**To do:**
Copy every line that holds "Ronstadt".

**Extracted information:**

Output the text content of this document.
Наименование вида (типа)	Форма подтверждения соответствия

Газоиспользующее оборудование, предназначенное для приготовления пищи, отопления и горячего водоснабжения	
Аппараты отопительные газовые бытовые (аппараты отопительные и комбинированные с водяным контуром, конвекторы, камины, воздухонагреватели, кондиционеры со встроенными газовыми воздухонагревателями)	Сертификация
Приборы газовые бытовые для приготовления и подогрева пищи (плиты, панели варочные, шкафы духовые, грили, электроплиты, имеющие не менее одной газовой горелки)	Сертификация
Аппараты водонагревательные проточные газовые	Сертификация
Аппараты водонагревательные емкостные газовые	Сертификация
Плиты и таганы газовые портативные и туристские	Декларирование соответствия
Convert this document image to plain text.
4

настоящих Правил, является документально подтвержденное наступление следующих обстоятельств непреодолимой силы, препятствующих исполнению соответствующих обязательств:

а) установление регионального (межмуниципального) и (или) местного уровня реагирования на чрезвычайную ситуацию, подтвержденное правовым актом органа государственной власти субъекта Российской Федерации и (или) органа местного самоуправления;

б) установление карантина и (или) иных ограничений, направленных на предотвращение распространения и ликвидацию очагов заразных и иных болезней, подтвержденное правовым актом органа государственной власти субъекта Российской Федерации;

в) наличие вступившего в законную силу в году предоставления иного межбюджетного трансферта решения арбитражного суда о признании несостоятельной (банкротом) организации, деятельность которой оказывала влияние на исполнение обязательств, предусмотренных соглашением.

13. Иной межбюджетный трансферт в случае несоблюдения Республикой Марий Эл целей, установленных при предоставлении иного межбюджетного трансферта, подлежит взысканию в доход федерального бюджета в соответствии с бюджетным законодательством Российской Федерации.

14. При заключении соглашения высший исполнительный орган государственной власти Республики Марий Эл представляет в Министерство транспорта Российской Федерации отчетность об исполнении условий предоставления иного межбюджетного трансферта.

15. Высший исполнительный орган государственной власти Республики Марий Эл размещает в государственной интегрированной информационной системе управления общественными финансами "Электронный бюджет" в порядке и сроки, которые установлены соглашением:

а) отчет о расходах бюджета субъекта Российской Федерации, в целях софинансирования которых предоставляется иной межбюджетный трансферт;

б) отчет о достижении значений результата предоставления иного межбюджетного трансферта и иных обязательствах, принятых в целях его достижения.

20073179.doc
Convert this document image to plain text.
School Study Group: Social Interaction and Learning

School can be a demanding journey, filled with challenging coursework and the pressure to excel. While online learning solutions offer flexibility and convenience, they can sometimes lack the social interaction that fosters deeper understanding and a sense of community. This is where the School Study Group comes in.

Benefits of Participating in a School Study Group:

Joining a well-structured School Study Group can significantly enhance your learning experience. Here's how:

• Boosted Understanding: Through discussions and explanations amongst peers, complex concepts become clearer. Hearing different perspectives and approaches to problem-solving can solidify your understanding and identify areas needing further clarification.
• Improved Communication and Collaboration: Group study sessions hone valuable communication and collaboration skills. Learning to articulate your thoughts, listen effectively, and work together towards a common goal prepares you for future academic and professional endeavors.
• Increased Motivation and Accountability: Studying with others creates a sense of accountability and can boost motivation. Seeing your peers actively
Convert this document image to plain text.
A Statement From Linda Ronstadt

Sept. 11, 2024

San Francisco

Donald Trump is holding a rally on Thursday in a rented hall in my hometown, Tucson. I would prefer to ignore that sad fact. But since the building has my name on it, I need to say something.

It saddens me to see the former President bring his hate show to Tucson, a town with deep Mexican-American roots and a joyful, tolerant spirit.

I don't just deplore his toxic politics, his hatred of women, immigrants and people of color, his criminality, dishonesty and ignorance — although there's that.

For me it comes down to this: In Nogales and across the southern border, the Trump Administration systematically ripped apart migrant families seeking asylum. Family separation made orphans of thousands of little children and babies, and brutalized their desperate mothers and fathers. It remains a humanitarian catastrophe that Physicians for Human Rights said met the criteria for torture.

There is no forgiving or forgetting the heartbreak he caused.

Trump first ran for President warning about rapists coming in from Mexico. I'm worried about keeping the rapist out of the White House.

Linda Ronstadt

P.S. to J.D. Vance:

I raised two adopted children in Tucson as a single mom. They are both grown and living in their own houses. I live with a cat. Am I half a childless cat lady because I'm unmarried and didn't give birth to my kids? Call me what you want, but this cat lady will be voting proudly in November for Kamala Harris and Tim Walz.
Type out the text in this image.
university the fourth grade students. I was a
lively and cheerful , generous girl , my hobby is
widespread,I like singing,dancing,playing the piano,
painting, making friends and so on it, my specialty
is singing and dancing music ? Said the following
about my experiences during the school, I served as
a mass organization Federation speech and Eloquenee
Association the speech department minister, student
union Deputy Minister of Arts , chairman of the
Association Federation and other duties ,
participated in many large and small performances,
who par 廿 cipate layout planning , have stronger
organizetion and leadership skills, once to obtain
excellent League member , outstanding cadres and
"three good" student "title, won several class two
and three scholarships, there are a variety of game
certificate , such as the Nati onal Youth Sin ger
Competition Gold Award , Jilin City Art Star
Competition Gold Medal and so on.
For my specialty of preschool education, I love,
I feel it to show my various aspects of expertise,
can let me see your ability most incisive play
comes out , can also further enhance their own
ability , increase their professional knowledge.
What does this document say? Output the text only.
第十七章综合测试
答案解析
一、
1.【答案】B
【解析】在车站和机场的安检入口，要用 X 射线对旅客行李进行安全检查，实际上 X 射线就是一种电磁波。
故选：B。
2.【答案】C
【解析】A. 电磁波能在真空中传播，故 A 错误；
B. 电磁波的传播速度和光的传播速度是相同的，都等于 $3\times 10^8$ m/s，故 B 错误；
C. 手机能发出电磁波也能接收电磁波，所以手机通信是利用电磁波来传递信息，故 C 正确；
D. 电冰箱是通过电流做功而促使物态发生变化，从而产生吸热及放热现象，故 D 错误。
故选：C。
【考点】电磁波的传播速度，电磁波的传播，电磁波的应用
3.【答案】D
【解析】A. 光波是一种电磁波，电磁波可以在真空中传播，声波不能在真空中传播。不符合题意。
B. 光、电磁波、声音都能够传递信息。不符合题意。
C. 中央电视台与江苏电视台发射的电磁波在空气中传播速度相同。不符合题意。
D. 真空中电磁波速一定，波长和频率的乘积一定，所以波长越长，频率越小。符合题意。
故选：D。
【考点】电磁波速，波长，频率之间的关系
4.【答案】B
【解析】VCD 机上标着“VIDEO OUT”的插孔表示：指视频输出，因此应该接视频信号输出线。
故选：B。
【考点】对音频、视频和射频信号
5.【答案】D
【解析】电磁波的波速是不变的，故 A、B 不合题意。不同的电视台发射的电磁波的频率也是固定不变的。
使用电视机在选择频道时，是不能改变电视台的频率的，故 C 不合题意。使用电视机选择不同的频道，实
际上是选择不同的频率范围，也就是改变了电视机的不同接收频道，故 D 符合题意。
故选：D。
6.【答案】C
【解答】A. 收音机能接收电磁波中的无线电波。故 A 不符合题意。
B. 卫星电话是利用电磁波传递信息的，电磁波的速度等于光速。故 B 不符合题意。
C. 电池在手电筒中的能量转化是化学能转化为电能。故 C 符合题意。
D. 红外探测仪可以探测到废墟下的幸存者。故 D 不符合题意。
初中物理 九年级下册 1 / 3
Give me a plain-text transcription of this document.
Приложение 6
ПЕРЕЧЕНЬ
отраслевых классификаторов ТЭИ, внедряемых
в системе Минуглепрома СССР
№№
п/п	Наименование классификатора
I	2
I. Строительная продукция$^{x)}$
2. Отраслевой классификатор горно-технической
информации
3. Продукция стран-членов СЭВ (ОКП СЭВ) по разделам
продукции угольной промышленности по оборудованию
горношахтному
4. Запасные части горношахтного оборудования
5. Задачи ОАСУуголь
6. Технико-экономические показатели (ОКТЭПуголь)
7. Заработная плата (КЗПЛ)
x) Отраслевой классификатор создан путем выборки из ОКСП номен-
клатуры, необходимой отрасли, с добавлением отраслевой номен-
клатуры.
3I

**Exercise response:**
A Statement From Linda Ronstadt
Linda Ronstadt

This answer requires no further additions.